* [TO DO]: Without the images, output each record below as it stands.

* [GIVEN RECORDS]:

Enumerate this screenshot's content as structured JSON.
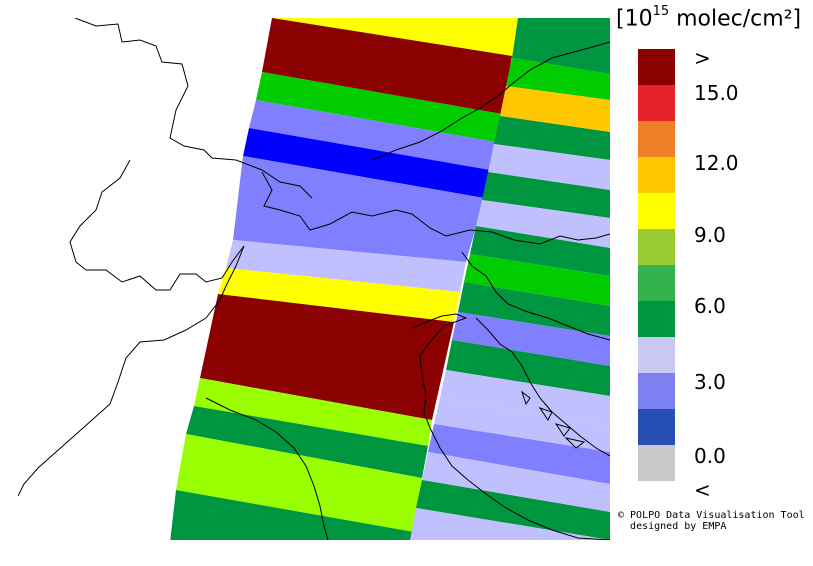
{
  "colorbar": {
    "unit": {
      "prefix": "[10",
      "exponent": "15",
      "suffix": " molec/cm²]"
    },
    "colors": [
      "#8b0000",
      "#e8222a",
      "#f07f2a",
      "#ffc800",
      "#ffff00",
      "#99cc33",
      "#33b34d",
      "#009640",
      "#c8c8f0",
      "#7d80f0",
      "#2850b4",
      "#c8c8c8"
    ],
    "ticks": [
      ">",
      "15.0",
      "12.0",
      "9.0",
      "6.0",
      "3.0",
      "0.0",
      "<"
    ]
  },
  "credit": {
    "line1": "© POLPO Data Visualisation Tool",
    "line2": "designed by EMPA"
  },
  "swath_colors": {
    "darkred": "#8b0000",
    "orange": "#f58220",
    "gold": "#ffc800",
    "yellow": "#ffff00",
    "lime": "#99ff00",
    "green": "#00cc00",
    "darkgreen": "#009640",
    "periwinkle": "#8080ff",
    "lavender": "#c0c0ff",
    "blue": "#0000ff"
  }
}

* [FINISHED TASK]:
Enumerate this screenshot's content as structured JSON.
{
  "colorbar": {
    "unit": {
      "prefix": "[10",
      "exponent": "15",
      "suffix": " molec/cm²]"
    },
    "colors": [
      "#8b0000",
      "#e8222a",
      "#f07f2a",
      "#ffc800",
      "#ffff00",
      "#99cc33",
      "#33b34d",
      "#009640",
      "#c8c8f0",
      "#7d80f0",
      "#2850b4",
      "#c8c8c8"
    ],
    "ticks": [
      ">",
      "15.0",
      "12.0",
      "9.0",
      "6.0",
      "3.0",
      "0.0",
      "<"
    ]
  },
  "credit": {
    "line1": "© POLPO Data Visualisation Tool",
    "line2": "designed by EMPA"
  },
  "swath_colors": {
    "darkred": "#8b0000",
    "orange": "#f58220",
    "gold": "#ffc800",
    "yellow": "#ffff00",
    "lime": "#99ff00",
    "green": "#00cc00",
    "darkgreen": "#009640",
    "periwinkle": "#8080ff",
    "lavender": "#c0c0ff",
    "blue": "#0000ff"
  }
}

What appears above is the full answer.